- **Problem requirements**
Wherever a line holds the word "уголовно", copy that line out.

- **Input for this task**
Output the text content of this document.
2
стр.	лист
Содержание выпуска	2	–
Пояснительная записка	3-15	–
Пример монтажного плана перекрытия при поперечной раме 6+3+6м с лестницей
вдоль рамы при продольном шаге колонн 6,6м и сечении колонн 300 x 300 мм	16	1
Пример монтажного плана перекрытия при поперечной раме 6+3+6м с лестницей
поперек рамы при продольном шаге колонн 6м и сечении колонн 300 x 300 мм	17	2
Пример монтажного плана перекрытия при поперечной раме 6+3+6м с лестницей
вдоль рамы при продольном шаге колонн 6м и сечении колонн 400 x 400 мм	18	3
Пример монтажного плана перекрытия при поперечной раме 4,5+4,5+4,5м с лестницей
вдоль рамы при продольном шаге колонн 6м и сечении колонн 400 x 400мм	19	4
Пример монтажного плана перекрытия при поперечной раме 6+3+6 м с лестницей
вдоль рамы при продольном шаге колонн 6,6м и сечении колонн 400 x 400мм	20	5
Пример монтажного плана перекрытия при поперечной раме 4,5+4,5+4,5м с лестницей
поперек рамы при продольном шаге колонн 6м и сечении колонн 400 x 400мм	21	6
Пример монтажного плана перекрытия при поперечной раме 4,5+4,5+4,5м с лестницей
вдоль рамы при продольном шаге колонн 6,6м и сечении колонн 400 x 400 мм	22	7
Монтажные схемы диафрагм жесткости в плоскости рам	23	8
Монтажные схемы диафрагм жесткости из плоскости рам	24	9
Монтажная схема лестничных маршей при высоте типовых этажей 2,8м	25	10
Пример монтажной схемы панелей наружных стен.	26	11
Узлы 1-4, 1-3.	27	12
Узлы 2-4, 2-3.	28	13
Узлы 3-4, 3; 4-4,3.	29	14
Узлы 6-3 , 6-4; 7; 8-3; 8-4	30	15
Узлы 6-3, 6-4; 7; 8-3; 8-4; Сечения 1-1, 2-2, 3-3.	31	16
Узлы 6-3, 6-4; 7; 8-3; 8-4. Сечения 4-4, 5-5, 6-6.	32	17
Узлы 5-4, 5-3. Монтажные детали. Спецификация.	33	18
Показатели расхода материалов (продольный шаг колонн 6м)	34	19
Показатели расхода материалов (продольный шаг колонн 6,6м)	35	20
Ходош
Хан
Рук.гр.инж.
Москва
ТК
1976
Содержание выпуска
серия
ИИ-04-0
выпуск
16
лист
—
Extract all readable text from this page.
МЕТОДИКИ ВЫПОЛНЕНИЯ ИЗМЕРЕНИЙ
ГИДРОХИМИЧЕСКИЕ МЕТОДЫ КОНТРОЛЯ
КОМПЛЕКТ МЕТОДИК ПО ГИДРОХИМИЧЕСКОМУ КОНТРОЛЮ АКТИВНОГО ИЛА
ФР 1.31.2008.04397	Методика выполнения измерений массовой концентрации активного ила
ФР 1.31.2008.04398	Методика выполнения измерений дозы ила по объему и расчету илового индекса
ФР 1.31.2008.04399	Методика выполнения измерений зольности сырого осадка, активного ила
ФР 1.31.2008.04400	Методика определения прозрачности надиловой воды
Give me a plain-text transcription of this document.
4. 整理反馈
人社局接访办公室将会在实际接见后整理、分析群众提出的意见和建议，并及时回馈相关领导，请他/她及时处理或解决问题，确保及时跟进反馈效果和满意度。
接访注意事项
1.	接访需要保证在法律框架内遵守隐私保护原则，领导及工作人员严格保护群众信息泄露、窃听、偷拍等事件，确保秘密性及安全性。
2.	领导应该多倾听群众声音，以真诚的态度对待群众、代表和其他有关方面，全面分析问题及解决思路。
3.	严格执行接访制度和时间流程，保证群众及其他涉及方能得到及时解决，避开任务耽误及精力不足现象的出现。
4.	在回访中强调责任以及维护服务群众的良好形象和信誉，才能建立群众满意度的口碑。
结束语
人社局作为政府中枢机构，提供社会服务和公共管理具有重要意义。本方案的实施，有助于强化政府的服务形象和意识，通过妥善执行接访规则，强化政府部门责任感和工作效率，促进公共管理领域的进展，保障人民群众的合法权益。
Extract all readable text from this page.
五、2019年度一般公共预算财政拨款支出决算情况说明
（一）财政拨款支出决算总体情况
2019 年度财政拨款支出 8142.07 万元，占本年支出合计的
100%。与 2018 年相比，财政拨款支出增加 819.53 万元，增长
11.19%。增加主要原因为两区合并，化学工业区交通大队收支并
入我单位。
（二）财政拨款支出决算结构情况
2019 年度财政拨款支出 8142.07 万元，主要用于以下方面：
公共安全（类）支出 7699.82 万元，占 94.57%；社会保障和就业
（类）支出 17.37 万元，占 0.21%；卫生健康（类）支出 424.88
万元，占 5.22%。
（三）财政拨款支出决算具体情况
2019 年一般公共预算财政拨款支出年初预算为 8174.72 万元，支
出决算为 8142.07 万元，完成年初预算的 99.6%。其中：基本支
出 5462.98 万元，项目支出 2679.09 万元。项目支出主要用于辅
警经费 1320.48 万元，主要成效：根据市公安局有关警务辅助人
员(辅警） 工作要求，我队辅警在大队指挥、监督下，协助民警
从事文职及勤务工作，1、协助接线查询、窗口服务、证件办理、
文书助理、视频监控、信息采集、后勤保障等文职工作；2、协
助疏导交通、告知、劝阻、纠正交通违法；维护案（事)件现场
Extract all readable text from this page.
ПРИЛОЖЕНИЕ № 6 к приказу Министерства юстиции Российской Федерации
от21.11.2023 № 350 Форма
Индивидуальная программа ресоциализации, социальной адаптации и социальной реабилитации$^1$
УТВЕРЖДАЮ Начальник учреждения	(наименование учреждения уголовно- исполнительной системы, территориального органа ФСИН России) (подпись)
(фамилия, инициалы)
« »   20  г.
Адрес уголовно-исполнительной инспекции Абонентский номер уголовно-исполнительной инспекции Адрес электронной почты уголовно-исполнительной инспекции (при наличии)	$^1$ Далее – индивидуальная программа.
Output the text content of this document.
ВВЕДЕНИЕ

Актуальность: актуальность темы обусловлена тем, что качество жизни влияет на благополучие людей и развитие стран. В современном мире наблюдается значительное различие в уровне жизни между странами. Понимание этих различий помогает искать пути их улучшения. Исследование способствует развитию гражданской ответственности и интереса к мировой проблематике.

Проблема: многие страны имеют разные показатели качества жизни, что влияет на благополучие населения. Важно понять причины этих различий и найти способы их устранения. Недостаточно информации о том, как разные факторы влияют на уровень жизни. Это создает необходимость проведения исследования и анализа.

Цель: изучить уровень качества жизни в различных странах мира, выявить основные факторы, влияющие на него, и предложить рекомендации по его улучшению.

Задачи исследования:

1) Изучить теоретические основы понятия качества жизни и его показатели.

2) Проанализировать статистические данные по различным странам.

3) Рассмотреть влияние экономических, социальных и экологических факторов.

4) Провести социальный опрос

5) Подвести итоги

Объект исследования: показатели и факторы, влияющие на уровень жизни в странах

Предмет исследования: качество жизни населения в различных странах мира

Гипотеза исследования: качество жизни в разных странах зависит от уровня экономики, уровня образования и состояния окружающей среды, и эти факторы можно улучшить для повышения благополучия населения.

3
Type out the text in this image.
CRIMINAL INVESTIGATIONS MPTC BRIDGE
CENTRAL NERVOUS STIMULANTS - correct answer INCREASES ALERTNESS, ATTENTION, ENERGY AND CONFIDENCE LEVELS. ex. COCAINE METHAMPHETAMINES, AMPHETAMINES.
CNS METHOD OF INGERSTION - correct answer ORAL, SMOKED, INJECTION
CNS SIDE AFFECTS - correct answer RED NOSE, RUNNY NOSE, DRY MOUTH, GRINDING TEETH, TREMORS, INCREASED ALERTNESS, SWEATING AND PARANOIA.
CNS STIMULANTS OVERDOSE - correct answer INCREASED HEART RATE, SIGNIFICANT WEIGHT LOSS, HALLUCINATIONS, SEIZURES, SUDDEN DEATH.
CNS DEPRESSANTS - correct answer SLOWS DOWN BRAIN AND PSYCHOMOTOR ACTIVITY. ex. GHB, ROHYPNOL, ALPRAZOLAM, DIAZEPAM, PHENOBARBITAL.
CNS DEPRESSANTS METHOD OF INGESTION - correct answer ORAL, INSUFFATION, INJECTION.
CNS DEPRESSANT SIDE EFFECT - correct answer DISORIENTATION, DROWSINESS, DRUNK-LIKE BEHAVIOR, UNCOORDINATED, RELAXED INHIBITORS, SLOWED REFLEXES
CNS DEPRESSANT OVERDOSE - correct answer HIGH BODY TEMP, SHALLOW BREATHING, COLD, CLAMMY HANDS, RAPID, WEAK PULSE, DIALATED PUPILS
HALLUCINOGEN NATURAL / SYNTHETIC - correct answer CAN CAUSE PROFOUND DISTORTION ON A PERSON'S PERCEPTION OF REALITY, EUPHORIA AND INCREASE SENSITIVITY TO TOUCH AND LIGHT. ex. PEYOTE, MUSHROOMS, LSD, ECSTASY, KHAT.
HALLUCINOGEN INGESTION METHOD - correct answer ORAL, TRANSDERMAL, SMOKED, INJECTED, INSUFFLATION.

- **The response**
УТВЕРЖДАЮ Начальник учреждения	(наименование учреждения уголовно- исполнительной системы, территориального органа ФСИН России) (подпись)
Адрес уголовно-исполнительной инспекции Абонентский номер уголовно-исполнительной инспекции Адрес электронной почты уголовно-исполнительной инспекции (при наличии)	$^1$ Далее – индивидуальная программа.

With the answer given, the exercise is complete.